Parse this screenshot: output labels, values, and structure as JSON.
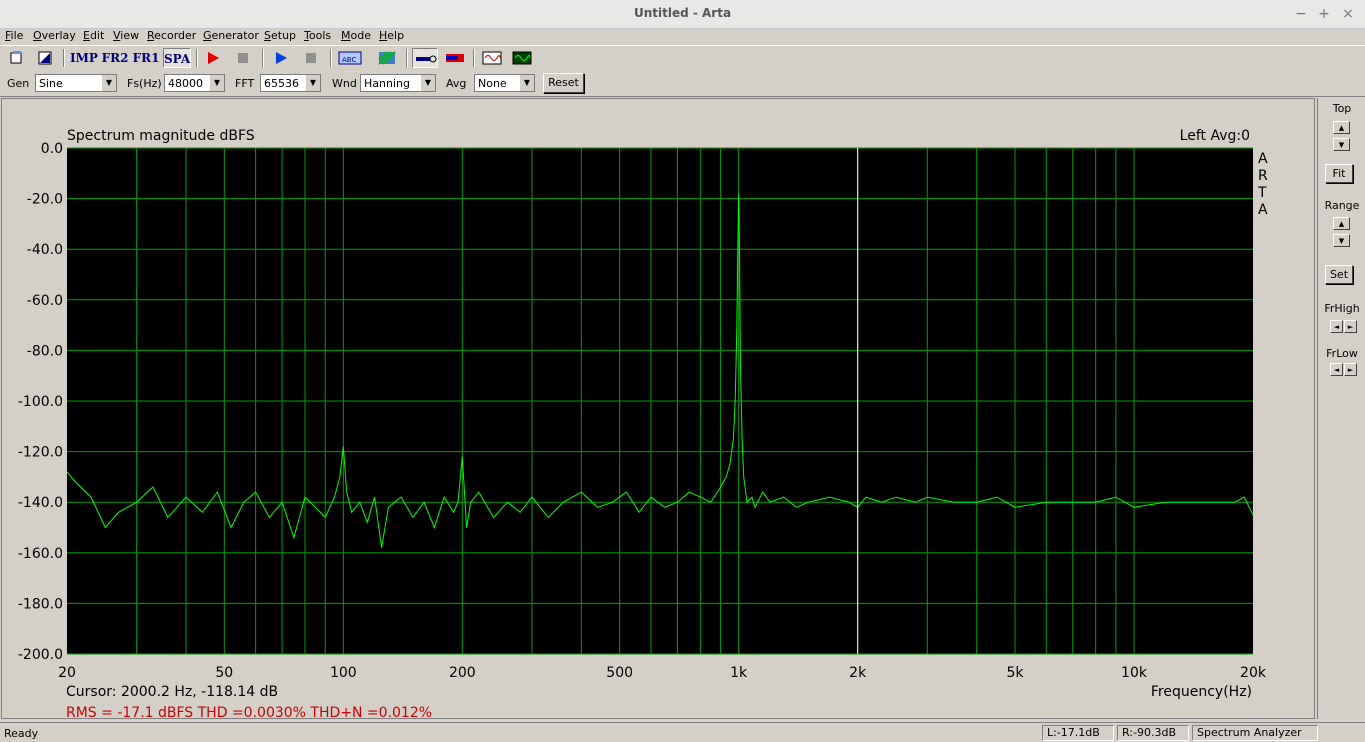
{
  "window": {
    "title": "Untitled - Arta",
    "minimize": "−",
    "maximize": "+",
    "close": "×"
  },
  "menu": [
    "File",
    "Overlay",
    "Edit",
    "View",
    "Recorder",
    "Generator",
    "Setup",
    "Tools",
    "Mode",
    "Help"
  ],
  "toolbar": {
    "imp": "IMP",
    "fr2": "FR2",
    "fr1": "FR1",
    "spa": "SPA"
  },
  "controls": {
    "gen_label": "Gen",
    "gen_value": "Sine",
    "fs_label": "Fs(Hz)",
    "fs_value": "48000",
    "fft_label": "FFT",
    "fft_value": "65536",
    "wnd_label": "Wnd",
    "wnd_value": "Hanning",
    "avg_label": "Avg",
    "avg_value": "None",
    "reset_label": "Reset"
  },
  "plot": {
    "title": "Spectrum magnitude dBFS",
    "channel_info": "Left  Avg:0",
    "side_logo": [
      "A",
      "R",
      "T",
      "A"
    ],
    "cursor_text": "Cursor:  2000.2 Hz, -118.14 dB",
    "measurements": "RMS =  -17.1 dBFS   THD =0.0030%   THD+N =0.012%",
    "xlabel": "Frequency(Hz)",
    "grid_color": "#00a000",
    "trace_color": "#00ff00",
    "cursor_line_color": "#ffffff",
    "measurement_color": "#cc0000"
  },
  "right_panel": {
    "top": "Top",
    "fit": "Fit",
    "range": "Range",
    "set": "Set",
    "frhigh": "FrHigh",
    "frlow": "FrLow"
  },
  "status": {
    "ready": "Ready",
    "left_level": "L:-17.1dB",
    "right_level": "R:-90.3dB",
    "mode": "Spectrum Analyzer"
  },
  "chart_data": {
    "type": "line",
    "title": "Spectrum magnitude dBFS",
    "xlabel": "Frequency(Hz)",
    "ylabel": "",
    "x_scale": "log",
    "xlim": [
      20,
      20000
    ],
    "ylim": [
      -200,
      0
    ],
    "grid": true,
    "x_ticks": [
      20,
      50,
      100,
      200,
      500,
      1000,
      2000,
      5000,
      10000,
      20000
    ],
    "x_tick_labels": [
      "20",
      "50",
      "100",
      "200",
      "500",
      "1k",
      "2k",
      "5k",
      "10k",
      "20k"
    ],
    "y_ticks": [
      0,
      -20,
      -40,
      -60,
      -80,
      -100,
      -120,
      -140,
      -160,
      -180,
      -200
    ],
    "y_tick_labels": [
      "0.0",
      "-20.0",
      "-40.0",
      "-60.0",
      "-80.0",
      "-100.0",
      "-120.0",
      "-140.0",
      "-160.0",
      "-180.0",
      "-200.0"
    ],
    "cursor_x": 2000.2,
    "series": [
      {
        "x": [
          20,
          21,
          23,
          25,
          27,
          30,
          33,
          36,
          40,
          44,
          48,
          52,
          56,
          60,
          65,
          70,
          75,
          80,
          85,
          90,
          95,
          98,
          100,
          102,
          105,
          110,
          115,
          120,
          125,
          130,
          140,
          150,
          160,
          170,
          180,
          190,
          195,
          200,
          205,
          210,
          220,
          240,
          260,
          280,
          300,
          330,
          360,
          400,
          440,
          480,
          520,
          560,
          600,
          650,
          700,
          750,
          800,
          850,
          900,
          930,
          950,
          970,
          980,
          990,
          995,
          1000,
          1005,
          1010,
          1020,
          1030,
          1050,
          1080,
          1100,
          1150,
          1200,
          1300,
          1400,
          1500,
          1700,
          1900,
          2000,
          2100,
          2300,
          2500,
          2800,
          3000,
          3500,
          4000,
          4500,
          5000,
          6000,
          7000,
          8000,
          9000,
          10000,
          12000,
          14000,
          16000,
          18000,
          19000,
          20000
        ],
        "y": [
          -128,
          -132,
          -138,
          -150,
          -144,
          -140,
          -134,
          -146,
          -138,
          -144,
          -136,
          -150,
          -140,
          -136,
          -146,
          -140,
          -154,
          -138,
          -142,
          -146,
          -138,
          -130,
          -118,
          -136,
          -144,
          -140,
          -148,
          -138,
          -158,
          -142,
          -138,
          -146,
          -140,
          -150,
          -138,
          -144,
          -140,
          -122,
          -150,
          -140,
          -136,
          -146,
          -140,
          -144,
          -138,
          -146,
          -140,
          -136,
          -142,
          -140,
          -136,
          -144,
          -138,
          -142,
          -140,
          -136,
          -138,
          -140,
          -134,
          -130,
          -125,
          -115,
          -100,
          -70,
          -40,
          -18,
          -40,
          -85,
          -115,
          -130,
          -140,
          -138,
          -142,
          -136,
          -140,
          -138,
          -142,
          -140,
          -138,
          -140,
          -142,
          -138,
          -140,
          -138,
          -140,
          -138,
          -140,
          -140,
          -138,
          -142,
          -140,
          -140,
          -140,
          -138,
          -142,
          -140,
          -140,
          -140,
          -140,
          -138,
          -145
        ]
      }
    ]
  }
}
+ + +
> _DIRECTIONS_: Return the material word for word. Pictures are not part of the copy.

> _ANSWER TO THE TASK_:
Parse this screenshot: output labels, values, and structure as JSON.
{
  "window": {
    "title": "Untitled - Arta",
    "minimize": "−",
    "maximize": "+",
    "close": "×"
  },
  "menu": [
    "File",
    "Overlay",
    "Edit",
    "View",
    "Recorder",
    "Generator",
    "Setup",
    "Tools",
    "Mode",
    "Help"
  ],
  "toolbar": {
    "imp": "IMP",
    "fr2": "FR2",
    "fr1": "FR1",
    "spa": "SPA"
  },
  "controls": {
    "gen_label": "Gen",
    "gen_value": "Sine",
    "fs_label": "Fs(Hz)",
    "fs_value": "48000",
    "fft_label": "FFT",
    "fft_value": "65536",
    "wnd_label": "Wnd",
    "wnd_value": "Hanning",
    "avg_label": "Avg",
    "avg_value": "None",
    "reset_label": "Reset"
  },
  "plot": {
    "title": "Spectrum magnitude dBFS",
    "channel_info": "Left  Avg:0",
    "side_logo": [
      "A",
      "R",
      "T",
      "A"
    ],
    "cursor_text": "Cursor:  2000.2 Hz, -118.14 dB",
    "measurements": "RMS =  -17.1 dBFS   THD =0.0030%   THD+N =0.012%",
    "xlabel": "Frequency(Hz)",
    "grid_color": "#00a000",
    "trace_color": "#00ff00",
    "cursor_line_color": "#ffffff",
    "measurement_color": "#cc0000"
  },
  "right_panel": {
    "top": "Top",
    "fit": "Fit",
    "range": "Range",
    "set": "Set",
    "frhigh": "FrHigh",
    "frlow": "FrLow"
  },
  "status": {
    "ready": "Ready",
    "left_level": "L:-17.1dB",
    "right_level": "R:-90.3dB",
    "mode": "Spectrum Analyzer"
  },
  "chart_data": {
    "type": "line",
    "title": "Spectrum magnitude dBFS",
    "xlabel": "Frequency(Hz)",
    "ylabel": "",
    "x_scale": "log",
    "xlim": [
      20,
      20000
    ],
    "ylim": [
      -200,
      0
    ],
    "grid": true,
    "x_ticks": [
      20,
      50,
      100,
      200,
      500,
      1000,
      2000,
      5000,
      10000,
      20000
    ],
    "x_tick_labels": [
      "20",
      "50",
      "100",
      "200",
      "500",
      "1k",
      "2k",
      "5k",
      "10k",
      "20k"
    ],
    "y_ticks": [
      0,
      -20,
      -40,
      -60,
      -80,
      -100,
      -120,
      -140,
      -160,
      -180,
      -200
    ],
    "y_tick_labels": [
      "0.0",
      "-20.0",
      "-40.0",
      "-60.0",
      "-80.0",
      "-100.0",
      "-120.0",
      "-140.0",
      "-160.0",
      "-180.0",
      "-200.0"
    ],
    "cursor_x": 2000.2,
    "series": [
      {
        "x": [
          20,
          21,
          23,
          25,
          27,
          30,
          33,
          36,
          40,
          44,
          48,
          52,
          56,
          60,
          65,
          70,
          75,
          80,
          85,
          90,
          95,
          98,
          100,
          102,
          105,
          110,
          115,
          120,
          125,
          130,
          140,
          150,
          160,
          170,
          180,
          190,
          195,
          200,
          205,
          210,
          220,
          240,
          260,
          280,
          300,
          330,
          360,
          400,
          440,
          480,
          520,
          560,
          600,
          650,
          700,
          750,
          800,
          850,
          900,
          930,
          950,
          970,
          980,
          990,
          995,
          1000,
          1005,
          1010,
          1020,
          1030,
          1050,
          1080,
          1100,
          1150,
          1200,
          1300,
          1400,
          1500,
          1700,
          1900,
          2000,
          2100,
          2300,
          2500,
          2800,
          3000,
          3500,
          4000,
          4500,
          5000,
          6000,
          7000,
          8000,
          9000,
          10000,
          12000,
          14000,
          16000,
          18000,
          19000,
          20000
        ],
        "y": [
          -128,
          -132,
          -138,
          -150,
          -144,
          -140,
          -134,
          -146,
          -138,
          -144,
          -136,
          -150,
          -140,
          -136,
          -146,
          -140,
          -154,
          -138,
          -142,
          -146,
          -138,
          -130,
          -118,
          -136,
          -144,
          -140,
          -148,
          -138,
          -158,
          -142,
          -138,
          -146,
          -140,
          -150,
          -138,
          -144,
          -140,
          -122,
          -150,
          -140,
          -136,
          -146,
          -140,
          -144,
          -138,
          -146,
          -140,
          -136,
          -142,
          -140,
          -136,
          -144,
          -138,
          -142,
          -140,
          -136,
          -138,
          -140,
          -134,
          -130,
          -125,
          -115,
          -100,
          -70,
          -40,
          -18,
          -40,
          -85,
          -115,
          -130,
          -140,
          -138,
          -142,
          -136,
          -140,
          -138,
          -142,
          -140,
          -138,
          -140,
          -142,
          -138,
          -140,
          -138,
          -140,
          -138,
          -140,
          -140,
          -138,
          -142,
          -140,
          -140,
          -140,
          -138,
          -142,
          -140,
          -140,
          -140,
          -140,
          -138,
          -145
        ]
      }
    ]
  }
}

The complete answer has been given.